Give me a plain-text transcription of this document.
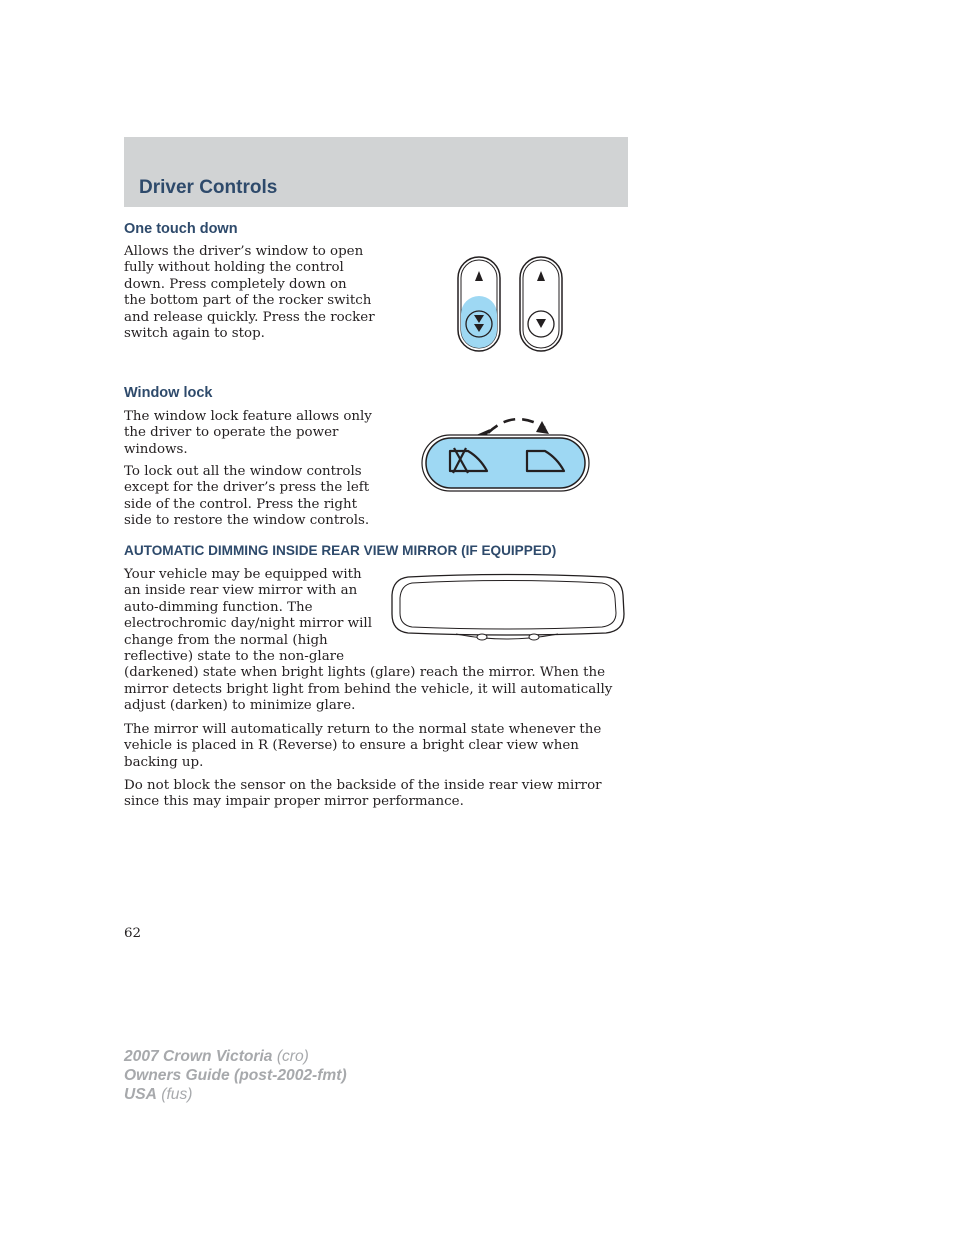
Driver Controls
One touch down
Allows the driver’s window to open
fully without holding the control
down. Press completely down on
the bottom part of the rocker switch
and release quickly. Press the rocker
switch again to stop.
Window lock
The window lock feature allows only
the driver to operate the power
windows.
To lock out all the window controls
except for the driver’s press the left
side of the control. Press the right
side to restore the window controls.
AUTOMATIC DIMMING INSIDE REAR VIEW MIRROR (IF EQUIPPED)
Your vehicle may be equipped with
an inside rear view mirror with an
auto-dimming function. The
electrochromic day/night mirror will
change from the normal (high
reflective) state to the non-glare
(darkened) state when bright lights (glare) reach the mirror. When the
mirror detects bright light from behind the vehicle, it will automatically
adjust (darken) to minimize glare.
The mirror will automatically return to the normal state whenever the
vehicle is placed in R (Reverse) to ensure a bright clear view when
backing up.
Do not block the sensor on the backside of the inside rear view mirror
since this may impair proper mirror performance.

62

2007 Crown Victoria (cro)
Owners Guide (post-2002-fmt)
USA (fus)
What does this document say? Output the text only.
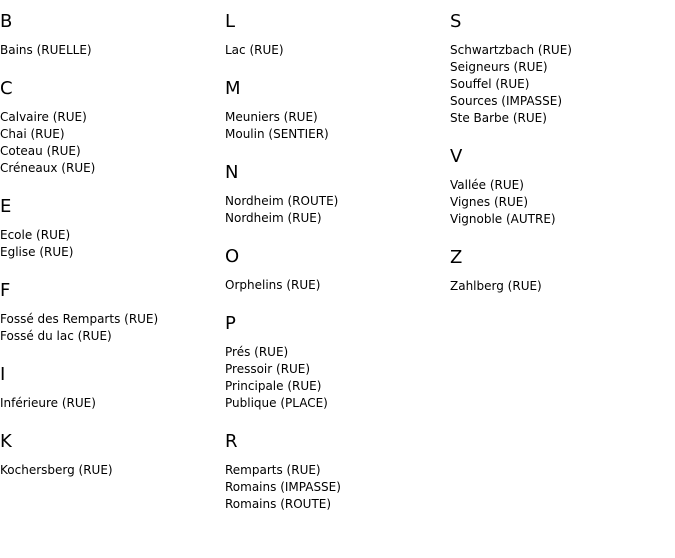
B
Bains (RUELLE)
C
Calvaire (RUE)
Chai (RUE)
Coteau (RUE)
Créneaux (RUE)
E
Ecole (RUE)
Eglise (RUE)
F
Fossé des Remparts (RUE)
Fossé du lac (RUE)
I
Inférieure (RUE)
K
Kochersberg (RUE)
L
Lac (RUE)
M
Meuniers (RUE)
Moulin (SENTIER)
N
Nordheim (ROUTE)
Nordheim (RUE)
O
Orphelins (RUE)
P
Prés (RUE)
Pressoir (RUE)
Principale (RUE)
Publique (PLACE)
R
Remparts (RUE)
Romains (IMPASSE)
Romains (ROUTE)
S
Schwartzbach (RUE)
Seigneurs (RUE)
Souffel (RUE)
Sources (IMPASSE)
Ste Barbe (RUE)
V
Vallée (RUE)
Vignes (RUE)
Vignoble (AUTRE)
Z
Zahlberg (RUE)
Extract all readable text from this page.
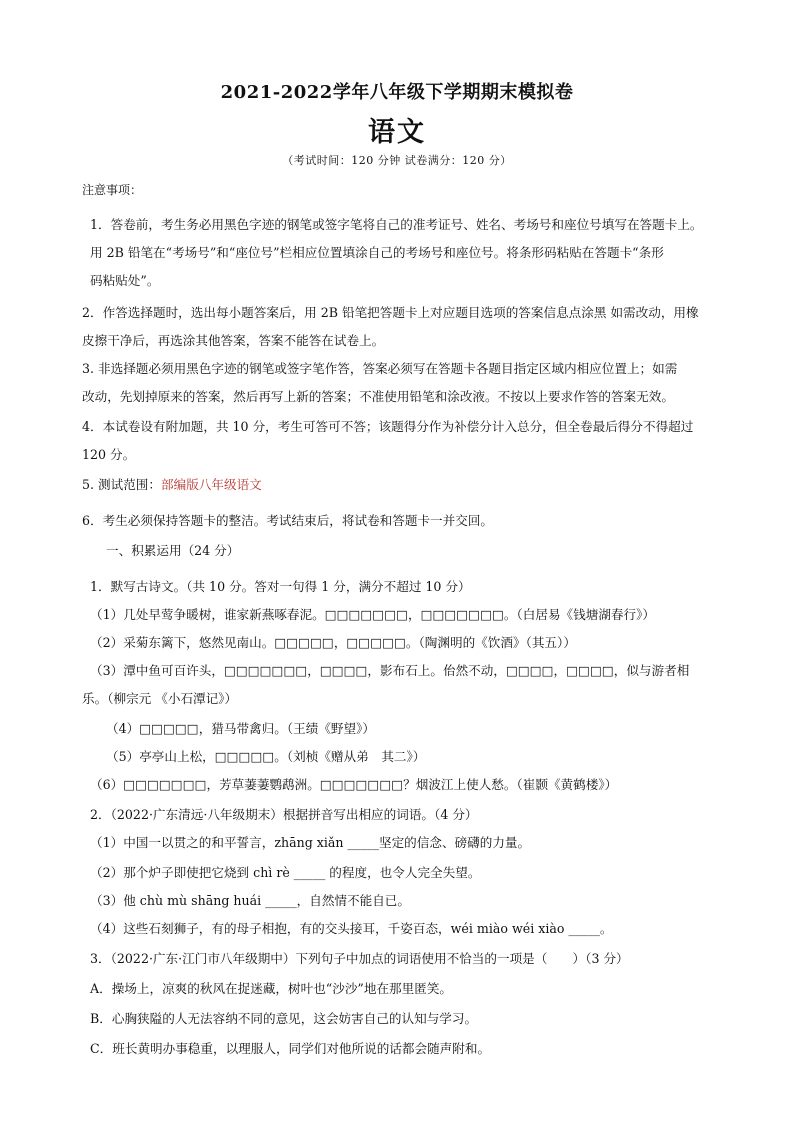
2021-2022学年八年级下学期期末模拟卷
语文
（考试时间：120 分钟 试卷满分：120 分）
注意事项：
1．答卷前，考生务必用黑色字迹的钢笔或签字笔将自己的准考证号、姓名、考场号和座位号填写在答题卡上。
用 2B 铅笔在“考场号”和“座位号”栏相应位置填涂自己的考场号和座位号。将条形码粘贴在答题卡“条形
码粘贴处”。
2．作答选择题时，选出每小题答案后，用 2B 铅笔把答题卡上对应题目选项的答案信息点涂黑 如需改动，用橡
皮擦干净后，再选涂其他答案，答案不能答在试卷上。
3. 非选择题必须用黑色字迹的钢笔或签字笔作答，答案必须写在答题卡各题目指定区域内相应位置上；如需
改动，先划掉原来的答案，然后再写上新的答案；不准使用铅笔和涂改液。不按以上要求作答的答案无效。
4．本试卷设有附加题，共 10 分，考生可答可不答；该题得分作为补偿分计入总分，但全卷最后得分不得超过
120 分。
5. 测试范围：部编版八年级语文
6．考生必须保持答题卡的整洁。考试结束后，将试卷和答题卡一并交回。
一、积累运用（24 分）
1．默写古诗文。（共 10 分。答对一句得 1 分，满分不超过 10 分）
（1）几处早莺争暖树，谁家新燕啄春泥。□□□□□□□，□□□□□□□。（白居易《钱塘湖春行》）
（2）采菊东篱下，悠然见南山。□□□□□，□□□□□。（陶渊明的《饮酒》（其五））
（3）潭中鱼可百许头，□□□□□□□，□□□□，影布石上。佁然不动，□□□□，□□□□，似与游者相
乐。（柳宗元 《小石潭记》）
（4）□□□□□，猎马带禽归。（王绩《野望》）
（5）亭亭山上松，□□□□□。（刘桢《赠从弟　其二》）
（6）□□□□□□□，芳草萋萋鹦鹉洲。□□□□□□□？烟波江上使人愁。（崔颢《黄鹤楼》）
2．（2022·广东清远·八年级期末）根据拼音写出相应的词语。（4 分）
（1）中国一以贯之的和平誓言，zhāng xiǎn _____坚定的信念、磅礴的力量。
（2）那个炉子即使把它烧到 chì rè _____ 的程度，也令人完全失望。
（3）他 chù mù shāng huái _____，自然情不能自已。
（4）这些石刻狮子，有的母子相抱，有的交头接耳，千姿百态，wéi miào wéi xiào _____。
3．（2022·广东·江门市八年级期中）下列句子中加点的词语使用不恰当的一项是（　　）（3 分）
A．操场上，凉爽的秋风在捉迷藏，树叶也“沙沙”地在那里匿笑。
B．心胸狭隘的人无法容纳不同的意见，这会妨害自己的认知与学习。
C．班长黄明办事稳重，以理服人，同学们对他所说的话都会随声附和。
◆ ◆ ◆ ◆ ◆ ◆ ◆
Copy all lines of the listing above that contain the string "only".

> **RESPONSE BELOW**:
The window lock feature allows only
What does this document say? Output the text only.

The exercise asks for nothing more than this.